Technique : Mercedes met enfin à jour la W12, mais Red Bull ne lâche rien

20 juillet 2021

La bataille Mercedes – Red Bull vue à Silverstone a donné l’un des GP les plus troublés de ces derniers temps, le duel entre Verstappen et Hamilton se terminant par le contact au virage Copse, mettant le Néerlandais Max Verstappen hors course dès le premier tour.

Au-delà de l’aspect sportif lié à la pénalité reçue par Hamilton et aux protestations de l’équipe de Christian Horner, Mercedes renoue avec la victoire pour la première fois depuis le Grand Prix d’Espagne disputé à Barcelone.

Depuis le début de l’ère du turbo-hybride, il n’y avait jamais eu une période aussi longue sans victoire pour l’équipe de Brackley.

Ce week-end à Silverstone, Red Bull semblait toujours avoir la monoplace la plus rapide en piste, surtout avec Max Verstappen qui a dominé les séances d’essais et avec la victoire également dans le nouveau format de qualification Sprint programmée le samedi.

Pour revenir sur la victoire de Mercedes ce dimanche, le retour au succès du GP à domicile de l’écurie du constructeur allemand (le siège de Brackley est à quelques kilomètres de Silverstone) n’est pas uniquement attribuable à l’abandon de Verstappen, car la Mercedes semblait certainement plus performante que ce qui a été vu lors des deux courses en Autriche.

Le W12 à Silverstone s’est dotée d’importantes mises à jour aérodynamiques, très attendues depuis plusieurs Grands Prix. L’équipe de Brackley dans cette première partie de la saison n’a jamais apporté de modifications à sa W12, qui est essentiellement restée la même voiture vue à Bahreïn [première course de la saison], à l’exception de quelques adaptations mineures aux
différentes pistes. James Allison [directeur technique] a toujours admis que toute l’équipe de techniciens est désormais entièrement concentrée sur la voiture de 2022, et que l’amélioration de la W12 serait concentrée sur une meilleure compréhension et un meilleur équilibre de la voiture.

Cependant, avec un championnat du monde à gagner contre une équipe Red Bull qui introduit des mises à jour à chaque GP, cela a probablement fait changer d’avis les ingénieurs de Brackley après les premières courses de cette saison 2021, incitant Mercedes à faire un petit effort pour contrer l’équipe Red Bull sur le plan technique.

Les changements observés à Silverstone concernaient toute la partie aérodynamique centrale de la W12, avec de nouveaux déviateurs de flux (bargeboards) et une disposition sur le fond plat différente.

Le travail réalisé à Brackley visait à rechercher une meilleure efficacité aérodynamique par le bas, ce qui nécessitait également une révision de tous les éléments qui gèrent l’écoulement de l’air sur les côtés. Le ponton n’est plus équipé d’un seul élément, mais nous sommes passés à une solution utilisée par Red Bull avec deux éléments distincts.

***

Consignes:
a: Modifie le passage de l'article sur la W12 allant de « La bataille Mercedes » à « disputé à Barcelone. » en remplaçant « Hamilton » par « Lewis Hamilton », puis réécris-le.
b: Reprends la rédaction de l'article sur les mises à jour de la Mercedes W12 à partir de l'endroit où il s'interrompt.

Lignes présentées:
***

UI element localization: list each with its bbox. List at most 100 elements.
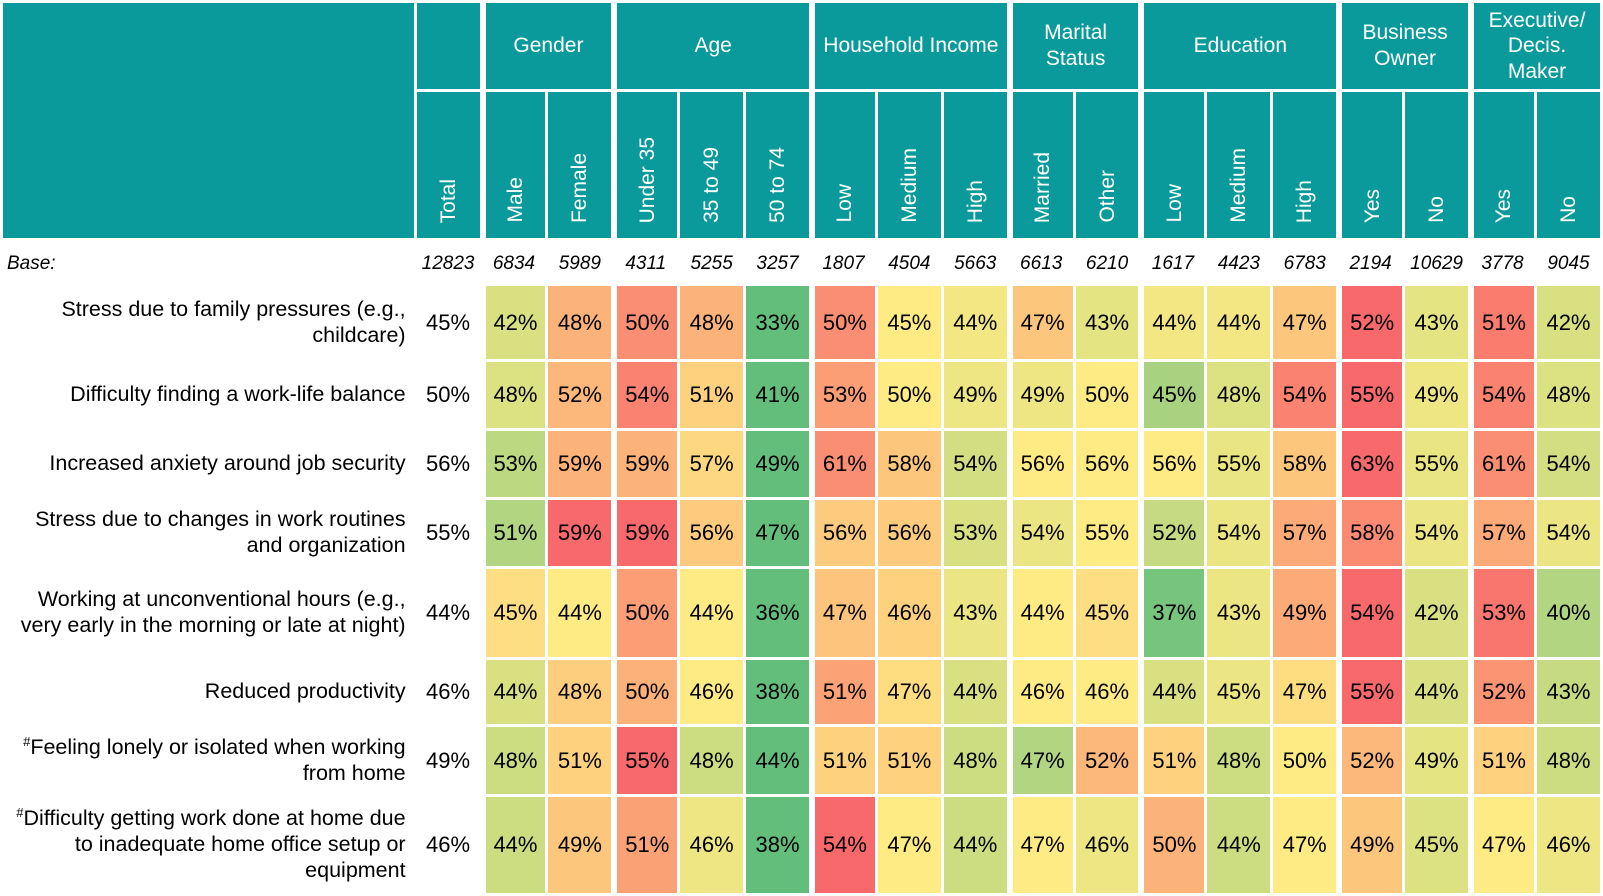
row-label-text: Increased anxiety around job security (49, 451, 406, 476)
value-cell: 38% (746, 660, 809, 724)
total-value-cell: 46% (416, 797, 480, 893)
value-cell: 45% (1207, 660, 1271, 724)
table-row: Working at unconventional hours (e.g., v… (3, 569, 1600, 657)
base-value: 1807 (822, 253, 865, 274)
total-value-cell: 56% (416, 431, 480, 497)
value-cell: 42% (1405, 569, 1469, 657)
column-header-no: No (1405, 92, 1469, 238)
row-label-text: Working at unconventional hours (e.g., v… (20, 587, 406, 637)
base-value: 2194 (1349, 253, 1392, 274)
base-value: 3257 (756, 253, 799, 274)
table-row: Difficulty finding a work-life balance 50… (3, 362, 1600, 428)
value-cell: 61% (1471, 431, 1534, 497)
column-label: Low (1162, 184, 1186, 223)
column-label: 35 to 49 (700, 147, 724, 223)
value-cell: 54% (1536, 500, 1600, 566)
column-label: Married (1031, 151, 1055, 223)
table-row: Stress due to family pressures (e.g., ch… (3, 286, 1600, 359)
value-cell: 54% (1273, 362, 1337, 428)
value-cell: 42% (1536, 286, 1600, 359)
column-label: Yes (1360, 188, 1384, 223)
value-cell: 57% (1471, 500, 1534, 566)
column-label: No (1556, 196, 1580, 223)
value-cell: 48% (548, 286, 612, 359)
value-cell: 45% (877, 286, 941, 359)
value-cell: 44% (1009, 569, 1073, 657)
value-cell: 51% (482, 500, 546, 566)
value-cell: 33% (746, 286, 809, 359)
value-cell: 54% (1405, 500, 1469, 566)
value-cell: 44% (943, 797, 1007, 893)
value-cell: 52% (1339, 286, 1403, 359)
group-header-gender: Gender (482, 3, 612, 89)
value-cell: 54% (1536, 431, 1600, 497)
value-cell: 48% (1207, 727, 1271, 794)
value-cell: 44% (482, 797, 546, 893)
base-value: 6783 (1283, 253, 1326, 274)
value-cell: 54% (943, 431, 1007, 497)
column-header-under-35: Under 35 (614, 92, 678, 238)
value-cell: 51% (1471, 727, 1534, 794)
value-cell: 59% (548, 431, 612, 497)
column-header-low: Low (1141, 92, 1205, 238)
value-cell: 47% (1273, 286, 1337, 359)
base-value: 3778 (1481, 253, 1524, 274)
value-cell: 41% (746, 362, 809, 428)
value-cell: 47% (1273, 797, 1337, 893)
column-label: High (1293, 179, 1317, 223)
value-cell: 46% (1075, 797, 1139, 893)
base-value: 6210 (1085, 253, 1129, 274)
row-label: Stress due to family pressures (e.g., ch… (3, 286, 414, 359)
column-header-high: High (1273, 92, 1337, 238)
value-cell: 48% (1536, 362, 1600, 428)
value-cell: 58% (1273, 431, 1337, 497)
value-cell: 46% (1536, 797, 1600, 893)
value-cell: 50% (614, 660, 678, 724)
value-cell: 55% (1405, 431, 1469, 497)
table-row: Stress due to changes in work routines a… (3, 500, 1600, 566)
value-cell: 47% (877, 660, 941, 724)
value-cell: 53% (1471, 569, 1534, 657)
value-cell: 47% (1009, 727, 1073, 794)
total-value-cell: 50% (416, 362, 480, 428)
value-cell: 59% (548, 500, 612, 566)
value-cell: 42% (482, 286, 546, 359)
value-cell: 56% (1141, 431, 1205, 497)
value-cell: 44% (680, 569, 744, 657)
value-cell: 51% (1141, 727, 1205, 794)
row-label-text: Reduced productivity (204, 679, 406, 704)
value-cell: 55% (1207, 431, 1271, 497)
value-cell: 55% (1075, 500, 1139, 566)
row-label: #Feeling lonely or isolated when working… (3, 727, 414, 794)
value-cell: 51% (548, 727, 612, 794)
total-value-cell: 55% (416, 500, 480, 566)
column-header-high: High (943, 92, 1007, 238)
value-cell: 52% (1339, 727, 1403, 794)
value-cell: 54% (614, 362, 678, 428)
value-cell: 43% (1536, 660, 1600, 724)
value-cell: 37% (1141, 569, 1205, 657)
column-label: No (1425, 196, 1449, 223)
value-cell: 43% (1075, 286, 1139, 359)
total-value-cell: 44% (416, 569, 480, 657)
column-header-no: No (1536, 92, 1600, 238)
value-cell: 53% (812, 362, 875, 428)
row-label: Working at unconventional hours (e.g., v… (3, 569, 414, 657)
value-cell: 45% (482, 569, 546, 657)
column-label: Medium (1227, 148, 1251, 223)
value-cell: 47% (1471, 797, 1534, 893)
row-label-text: Stress due to family pressures (e.g., ch… (61, 296, 406, 347)
value-cell: 52% (1075, 727, 1139, 794)
column-label: Female (568, 152, 592, 223)
value-cell: 44% (943, 660, 1007, 724)
table-row: Increased anxiety around job security 56%… (3, 431, 1600, 497)
value-cell: 61% (812, 431, 875, 497)
column-header-male: Male (482, 92, 546, 238)
column-header-female: Female (548, 92, 612, 238)
column-header-low: Low (812, 92, 875, 238)
value-cell: 58% (1339, 500, 1403, 566)
base-value: 1617 (1151, 253, 1195, 274)
value-cell: 49% (746, 431, 809, 497)
value-cell: 51% (877, 727, 941, 794)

***

Réponses:
a:
La bataille Mercedes – Red Bull vue à Silverstone a donné l’un des GP les plus troublés de ces derniers temps, le duel entre Verstappen et Lewis Hamilton se terminant par le contact au virage Copse, mettant le Néerlandais Max Verstappen hors course dès le premier tour.

Au-delà de l’aspect sportif lié à la pénalité reçue par Lewis Hamilton et aux protestations de l’équipe de Christian Horner, Mercedes renoue avec la victoire pour la première fois depuis le Grand Prix d’Espagne disputé à Barcelone.

b:
La W12 vue à Silverstone n’avait pas le fond plat à bords ondulés, qui avait distingué la monoplace Mercedes à Bahreïn. On pensait à l’époque que Mercedes avait trouvé une solution innovante, et qui serait bientôt copiée par d’autres équipes également. Cependant, les résultats attendus n’étaient pas au rendez-vous, et à part Aston Martin, aucune autre équipe n’a adopté une forme de fond plat ondulée.

Les découpes sur le fond plat et au diffuseur [d’après la nouvelle réglementation] ont mis en difficulté les ingénieurs de Mercedes, qui avec une configuration à faible rake [hauteur du châssis à l’arrière, ndlr] ont plus souffert que d’autres de la nouvelle réglementation. Trouver le bon équilibre donc était la phase initiale pour revenir aux niveaux supérieurs pour Mercedes, pour pouvoir ensuite commencer à introduire des mises à jour ciblées sur la W12.

Mercedes ne voulait certainement pas aborder l’introduction d’innovations techniques de manière agressive, mais ils voulaient attendre quelques GP pour développer de manière adéquate les solutions aérodynamiques à adopter et les introduire simultanément.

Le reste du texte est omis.